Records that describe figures
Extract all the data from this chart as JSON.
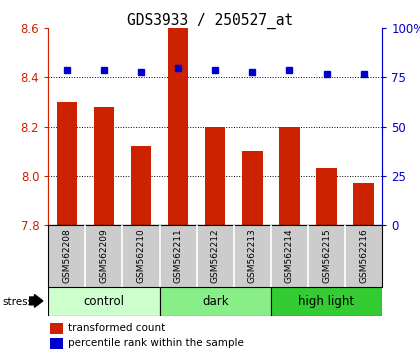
{
  "title": "GDS3933 / 250527_at",
  "samples": [
    "GSM562208",
    "GSM562209",
    "GSM562210",
    "GSM562211",
    "GSM562212",
    "GSM562213",
    "GSM562214",
    "GSM562215",
    "GSM562216"
  ],
  "bar_values": [
    8.3,
    8.28,
    8.12,
    8.6,
    8.2,
    8.1,
    8.2,
    8.03,
    7.97
  ],
  "percentile_values": [
    79,
    79,
    78,
    80,
    79,
    78,
    79,
    77,
    77
  ],
  "ylim_left": [
    7.8,
    8.6
  ],
  "ylim_right": [
    0,
    100
  ],
  "yticks_left": [
    7.8,
    8.0,
    8.2,
    8.4,
    8.6
  ],
  "yticks_right": [
    0,
    25,
    50,
    75,
    100
  ],
  "bar_color": "#cc2200",
  "dot_color": "#0000cc",
  "groups": [
    {
      "label": "control",
      "indices": [
        0,
        1,
        2
      ],
      "color": "#ccffcc"
    },
    {
      "label": "dark",
      "indices": [
        3,
        4,
        5
      ],
      "color": "#88ee88"
    },
    {
      "label": "high light",
      "indices": [
        6,
        7,
        8
      ],
      "color": "#33cc33"
    }
  ],
  "stress_label": "stress",
  "legend_bar_label": "transformed count",
  "legend_dot_label": "percentile rank within the sample",
  "tick_label_color_left": "#cc2200",
  "tick_label_color_right": "#0000cc",
  "bg_sample_row": "#cccccc"
}
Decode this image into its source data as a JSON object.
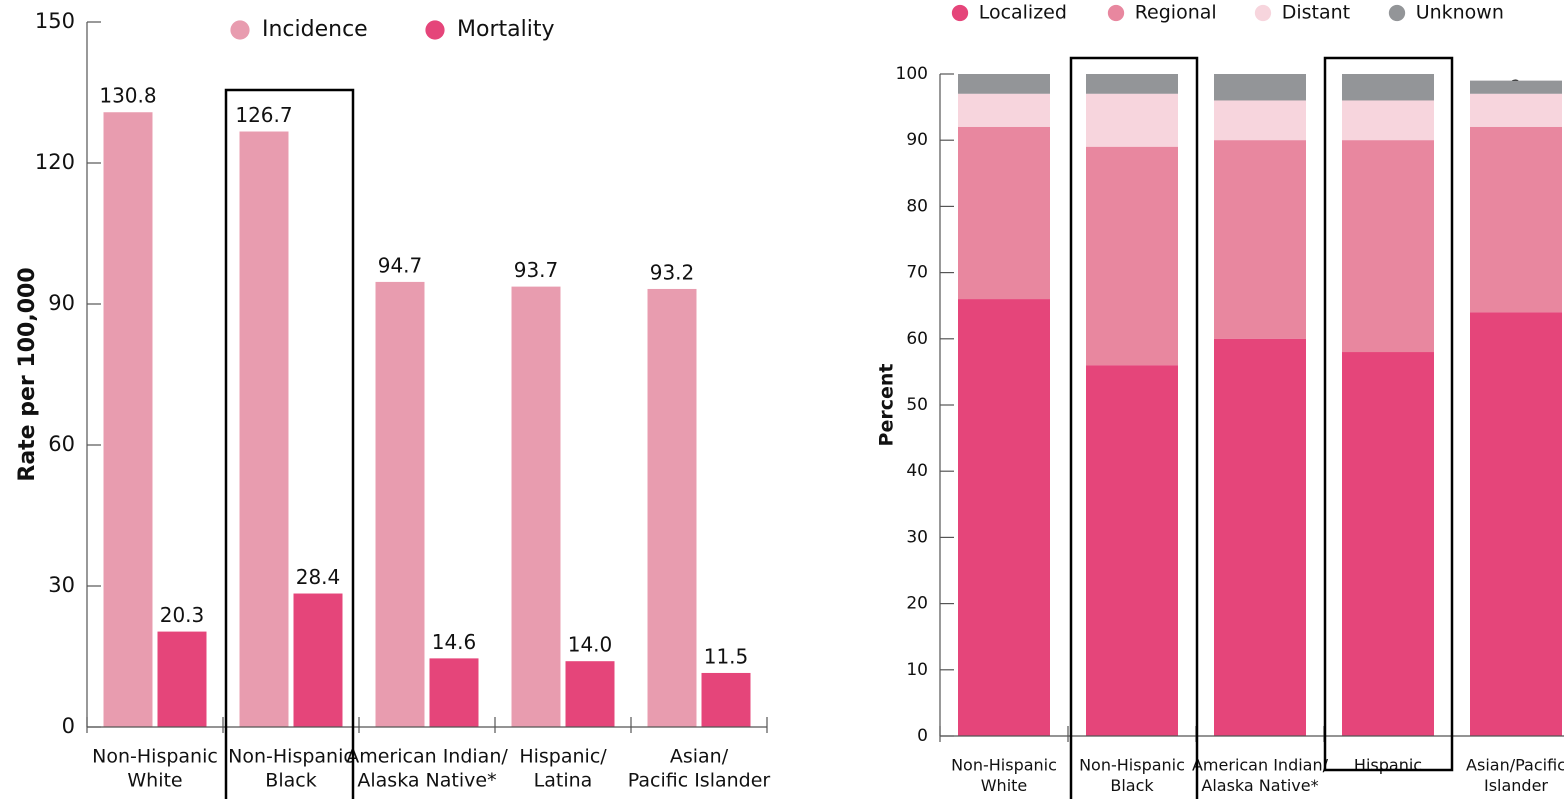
{
  "chart_data": [
    {
      "type": "bar",
      "stacked": false,
      "ylabel": "Rate per 100,000",
      "categories": [
        [
          "Non-Hispanic",
          "White"
        ],
        [
          "Non-Hispanic",
          "Black"
        ],
        [
          "American Indian/",
          "Alaska Native*"
        ],
        [
          "Hispanic/",
          "Latina"
        ],
        [
          "Asian/",
          "Pacific Islander"
        ]
      ],
      "series": [
        {
          "name": "Incidence",
          "color": "#e89caf",
          "values": [
            130.8,
            126.7,
            94.7,
            93.7,
            93.2
          ]
        },
        {
          "name": "Mortality",
          "color": "#e5457a",
          "values": [
            20.3,
            28.4,
            14.6,
            14.0,
            11.5
          ],
          "value_labels": [
            "20.3",
            "28.4",
            "14.6",
            "14.0",
            "11.5"
          ]
        }
      ],
      "ylim": [
        0,
        150
      ],
      "yticks": [
        0,
        30,
        60,
        90,
        120,
        150
      ]
    },
    {
      "type": "bar",
      "stacked": true,
      "ylabel": "Percent",
      "categories": [
        [
          "Non-Hispanic",
          "White"
        ],
        [
          "Non-Hispanic",
          "Black"
        ],
        [
          "American Indian/",
          "Alaska Native*"
        ],
        [
          "Hispanic"
        ],
        [
          "Asian/Pacific",
          "Islander"
        ]
      ],
      "series": [
        {
          "name": "Localized",
          "color": "#e5457a",
          "values": [
            66,
            56,
            60,
            58,
            64
          ]
        },
        {
          "name": "Regional",
          "color": "#e8879f",
          "values": [
            26,
            33,
            30,
            32,
            28
          ]
        },
        {
          "name": "Distant",
          "color": "#f7d5dd",
          "values": [
            5,
            8,
            6,
            6,
            5
          ]
        },
        {
          "name": "Unknown",
          "color": "#939598",
          "values": [
            3,
            3,
            4,
            4,
            2
          ]
        }
      ],
      "ylim": [
        0,
        100
      ],
      "yticks": [
        0,
        10,
        20,
        30,
        40,
        50,
        60,
        70,
        80,
        90,
        100
      ]
    }
  ]
}
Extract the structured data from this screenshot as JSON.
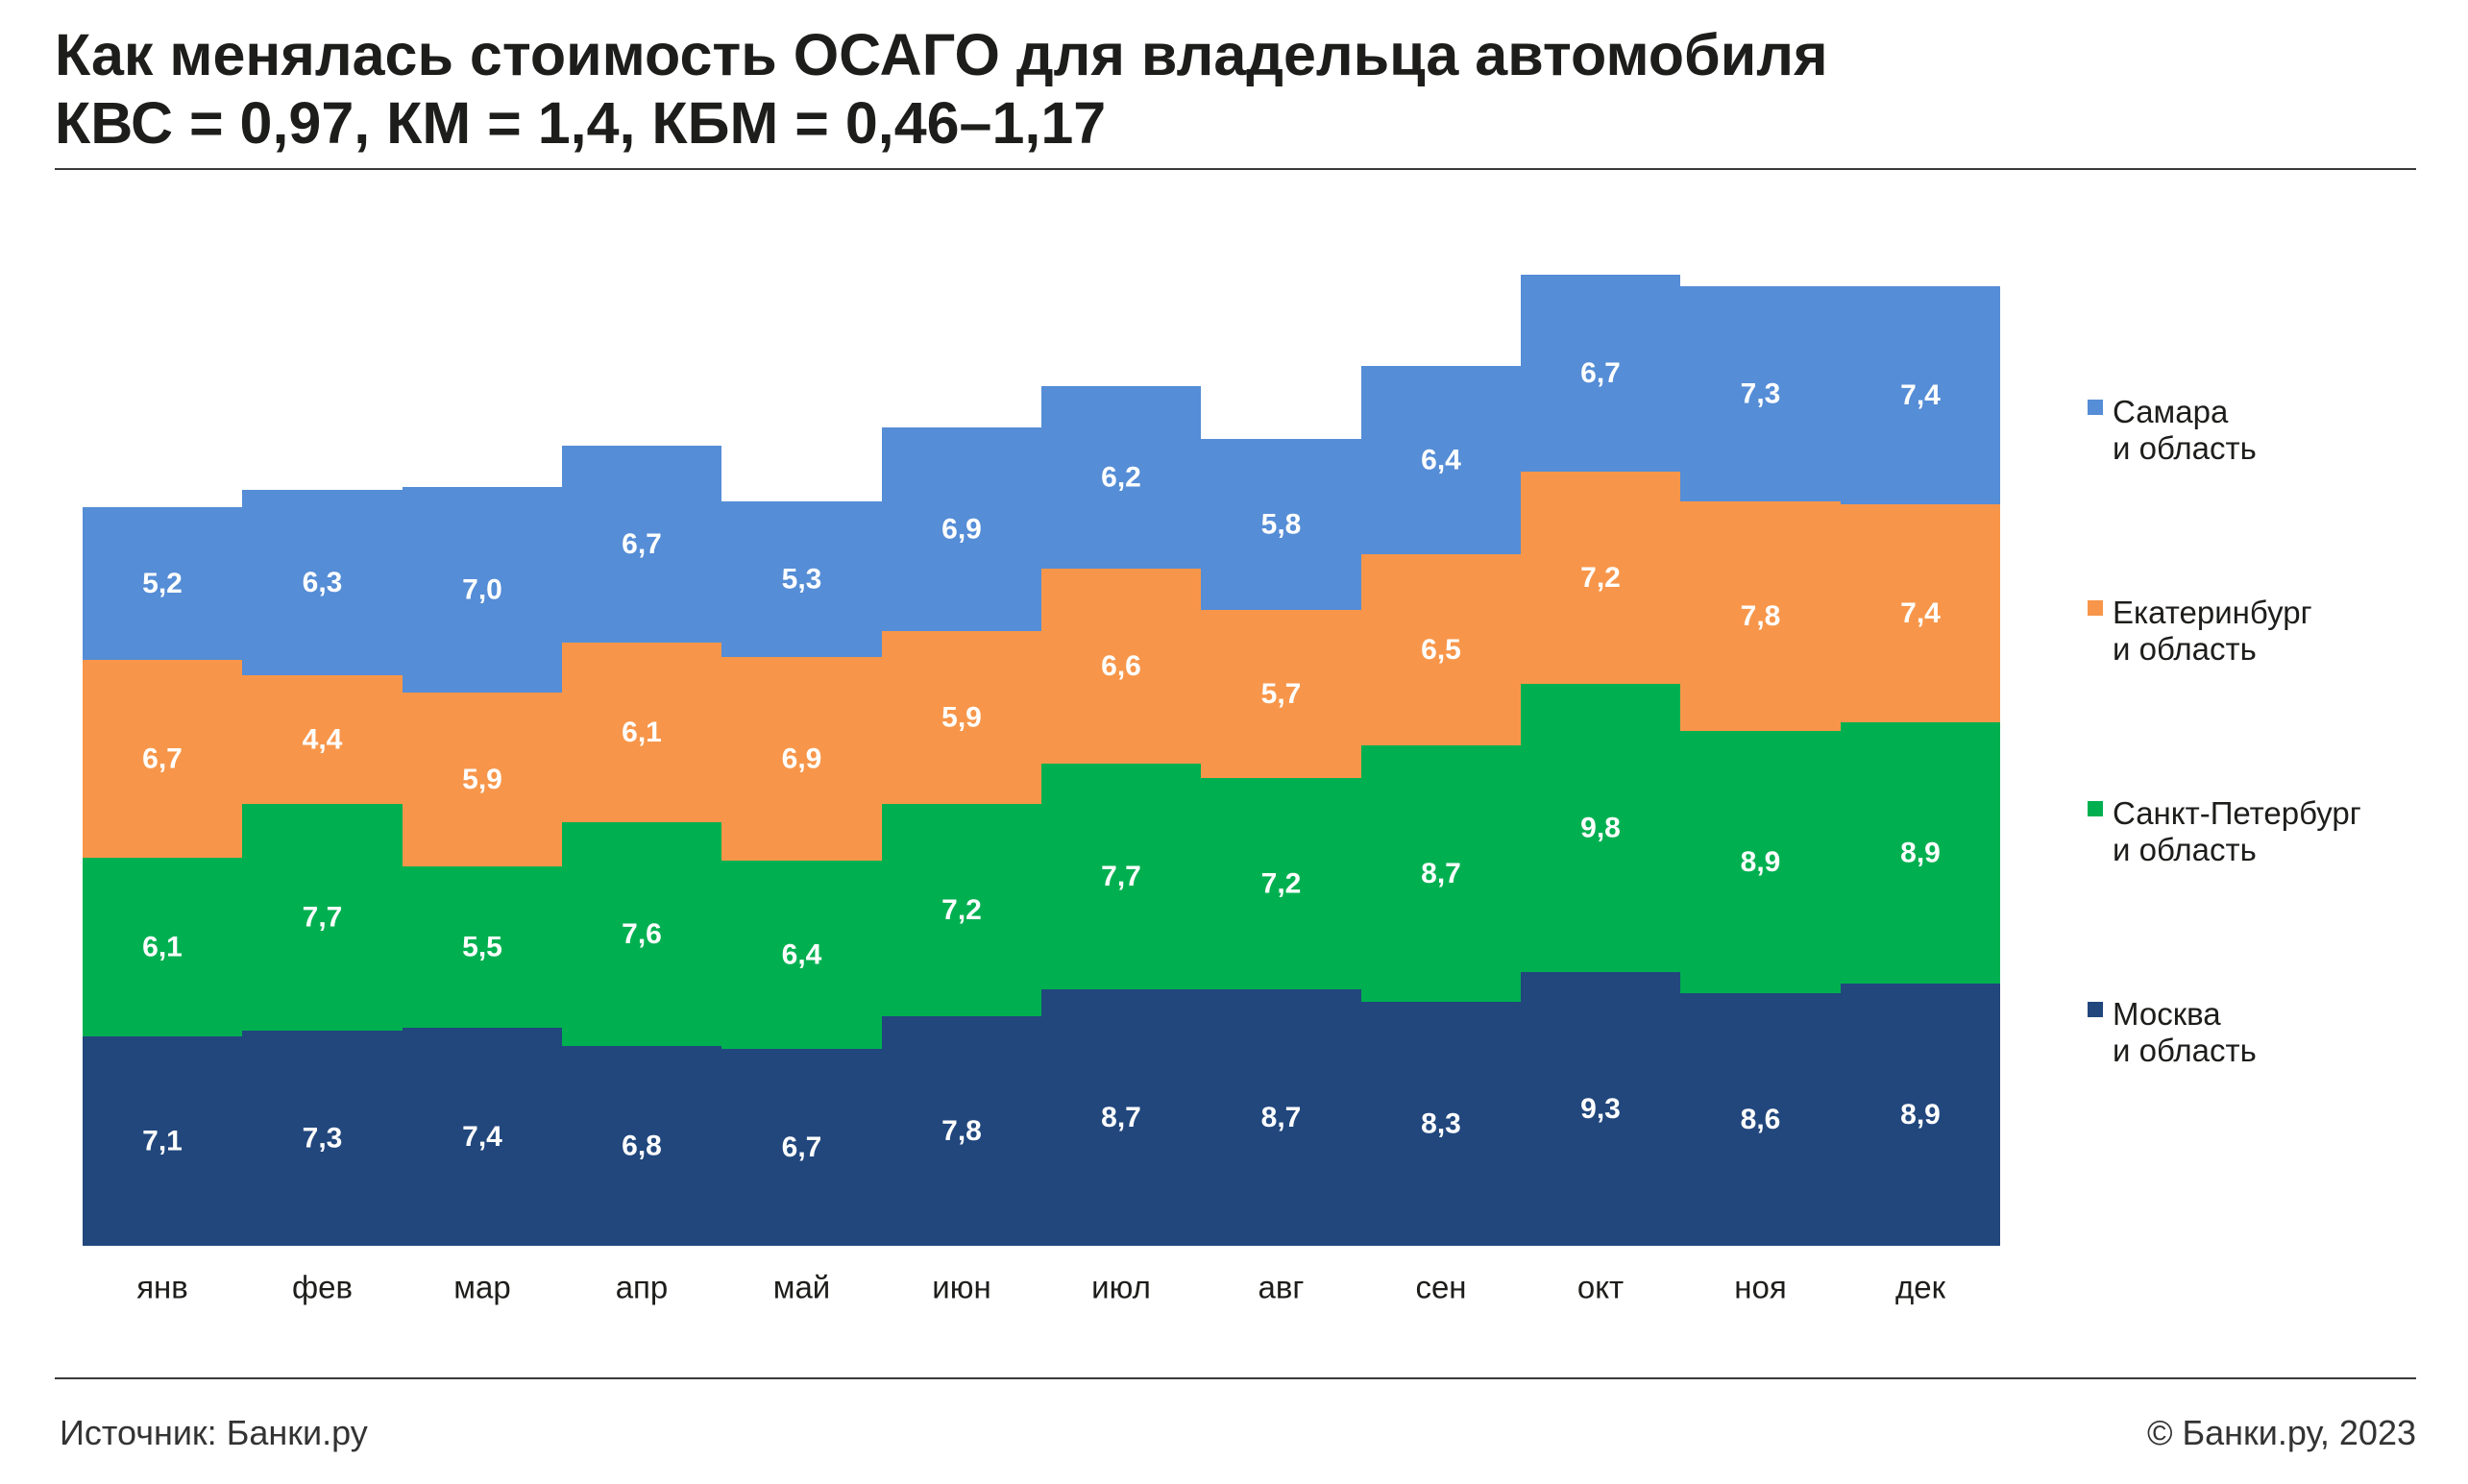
{
  "chart_data": {
    "type": "bar",
    "stacked": true,
    "title": "Как менялась стоимость ОСАГО для владельца автомобиля",
    "subtitle": "КВС = 0,97, КМ = 1,4, КБМ = 0,46–1,17",
    "xlabel": "",
    "ylabel": "",
    "ylim": [
      0,
      36
    ],
    "grid": false,
    "legend_position": "right",
    "categories": [
      "янв",
      "фев",
      "мар",
      "апр",
      "май",
      "июн",
      "июл",
      "авг",
      "сен",
      "окт",
      "ноя",
      "дек"
    ],
    "series": [
      {
        "name": "Москва\nи область",
        "color": "#21477D",
        "values": [
          7.1,
          7.3,
          7.4,
          6.8,
          6.7,
          7.8,
          8.7,
          8.7,
          8.3,
          9.3,
          8.6,
          8.9
        ],
        "labels": [
          "7,1",
          "7,3",
          "7,4",
          "6,8",
          "6,7",
          "7,8",
          "8,7",
          "8,7",
          "8,3",
          "9,3",
          "8,6",
          "8,9"
        ]
      },
      {
        "name": "Санкт-Петербург\nи область",
        "color": "#00B050",
        "values": [
          6.1,
          7.7,
          5.5,
          7.6,
          6.4,
          7.2,
          7.7,
          7.2,
          8.7,
          9.8,
          8.9,
          8.9
        ],
        "labels": [
          "6,1",
          "7,7",
          "5,5",
          "7,6",
          "6,4",
          "7,2",
          "7,7",
          "7,2",
          "8,7",
          "9,8",
          "8,9",
          "8,9"
        ]
      },
      {
        "name": "Екатеринбург\nи область",
        "color": "#F7964A",
        "values": [
          6.7,
          4.4,
          5.9,
          6.1,
          6.9,
          5.9,
          6.6,
          5.7,
          6.5,
          7.2,
          7.8,
          7.4
        ],
        "labels": [
          "6,7",
          "4,4",
          "5,9",
          "6,1",
          "6,9",
          "5,9",
          "6,6",
          "5,7",
          "6,5",
          "7,2",
          "7,8",
          "7,4"
        ]
      },
      {
        "name": "Самара\nи область",
        "color": "#558DD6",
        "values": [
          5.2,
          6.3,
          7.0,
          6.7,
          5.3,
          6.9,
          6.2,
          5.8,
          6.4,
          6.7,
          7.3,
          7.4
        ],
        "labels": [
          "5,2",
          "6,3",
          "7,0",
          "6,7",
          "5,3",
          "6,9",
          "6,2",
          "5,8",
          "6,4",
          "6,7",
          "7,3",
          "7,4"
        ]
      }
    ]
  },
  "footer": {
    "source": "Источник: Банки.ру",
    "copyright": "© Банки.ру, 2023"
  }
}
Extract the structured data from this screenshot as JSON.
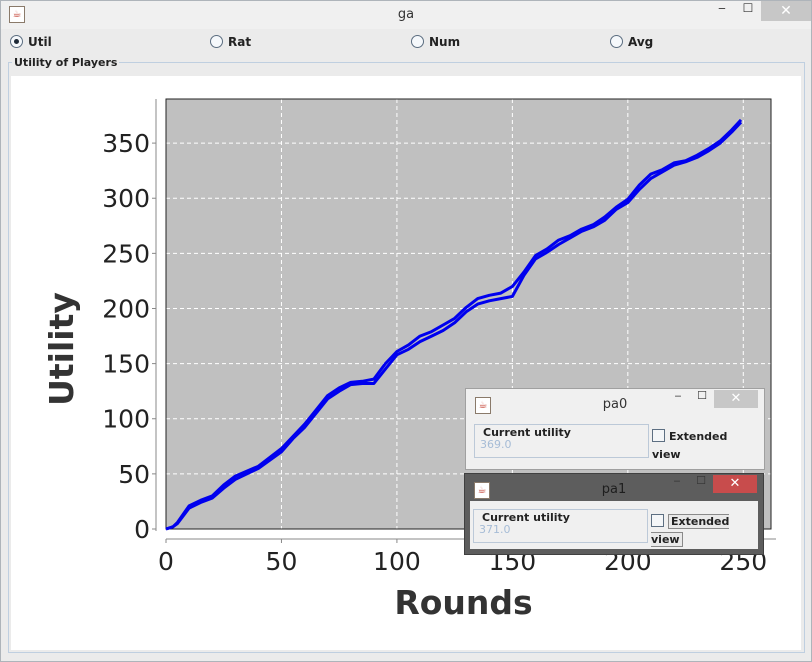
{
  "window": {
    "title": "ga",
    "min": "‒",
    "max": "☐",
    "close": "✕"
  },
  "radios": [
    {
      "label": "Util",
      "selected": true
    },
    {
      "label": "Rat",
      "selected": false
    },
    {
      "label": "Num",
      "selected": false
    },
    {
      "label": "Avg",
      "selected": false
    }
  ],
  "panel": {
    "title": "Utility of Players"
  },
  "chart_data": {
    "type": "line",
    "xlabel": "Rounds",
    "ylabel": "Utility",
    "xlim": [
      0,
      262
    ],
    "ylim": [
      0,
      390
    ],
    "xticks": [
      0,
      50,
      100,
      150,
      200,
      250
    ],
    "yticks": [
      0,
      50,
      100,
      150,
      200,
      250,
      300,
      350
    ],
    "grid": true,
    "plot_background": "#c0c0c0",
    "line_color": "#0000ee",
    "series": [
      {
        "x": [
          0,
          3,
          5,
          10,
          15,
          20,
          25,
          30,
          40,
          50,
          55,
          60,
          65,
          70,
          75,
          80,
          85,
          90,
          95,
          100,
          105,
          110,
          115,
          120,
          125,
          130,
          135,
          140,
          145,
          150,
          155,
          160,
          165,
          170,
          175,
          180,
          185,
          190,
          195,
          200,
          205,
          210,
          215,
          220,
          225,
          230,
          235,
          240,
          245,
          249
        ],
        "values": [
          0,
          2,
          5,
          19,
          24,
          28,
          37,
          45,
          55,
          70,
          82,
          92,
          105,
          118,
          125,
          131,
          132,
          132,
          145,
          158,
          163,
          170,
          175,
          180,
          187,
          197,
          204,
          207,
          209,
          211,
          230,
          245,
          251,
          258,
          264,
          270,
          274,
          280,
          290,
          296,
          308,
          318,
          324,
          330,
          333,
          337,
          343,
          350,
          360,
          369
        ]
      },
      {
        "x": [
          0,
          3,
          5,
          10,
          15,
          20,
          25,
          30,
          40,
          50,
          55,
          60,
          65,
          70,
          75,
          80,
          85,
          90,
          95,
          100,
          105,
          110,
          115,
          120,
          125,
          130,
          135,
          140,
          145,
          150,
          155,
          160,
          165,
          170,
          175,
          180,
          185,
          190,
          195,
          200,
          205,
          210,
          215,
          220,
          225,
          230,
          235,
          240,
          245,
          249
        ],
        "values": [
          0,
          2,
          6,
          21,
          26,
          30,
          40,
          48,
          57,
          73,
          84,
          95,
          108,
          121,
          128,
          133,
          134,
          136,
          150,
          161,
          167,
          175,
          179,
          185,
          191,
          201,
          209,
          212,
          214,
          220,
          233,
          248,
          254,
          262,
          266,
          272,
          276,
          283,
          292,
          299,
          312,
          322,
          326,
          332,
          334,
          339,
          345,
          352,
          362,
          371
        ]
      }
    ]
  },
  "popups": [
    {
      "title": "pa0",
      "group": "Current utility",
      "value": "369.0",
      "extended": "Extended view",
      "min": "‒",
      "max": "☐",
      "close": "✕"
    },
    {
      "title": "pa1",
      "group": "Current utility",
      "value": "371.0",
      "extended": "Extended view",
      "min": "‒",
      "max": "☐",
      "close": "✕"
    }
  ]
}
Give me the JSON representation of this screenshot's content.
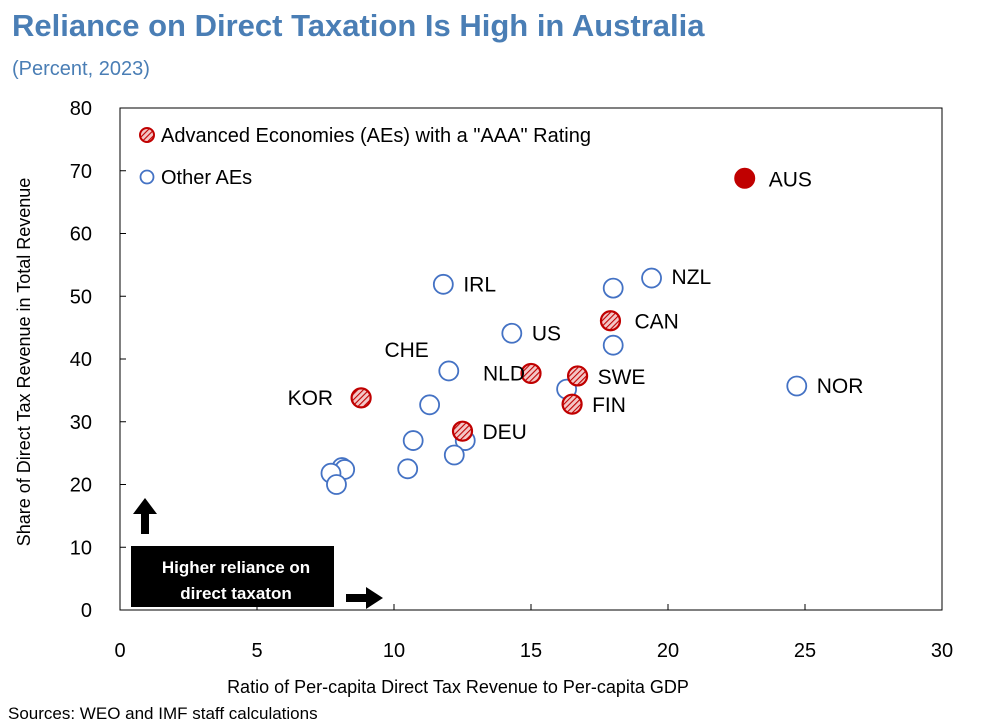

*BRIEF*: Scan the listing above for the word "name" and show each line where it is found.

*ANSWER TO THIS PROBLEM*:
          "name": "Incidence",
          "name": "Mortality",
          "name": "Localized",
          "name": "Regional",
          "name": "Distant",
          "name": "Unknown",
        "name": "Москва\nи область",
        "name": "Санкт-Петербург\nи область",
        "name": "Екатеринбург\nи область",
        "name": "Самара\nи область",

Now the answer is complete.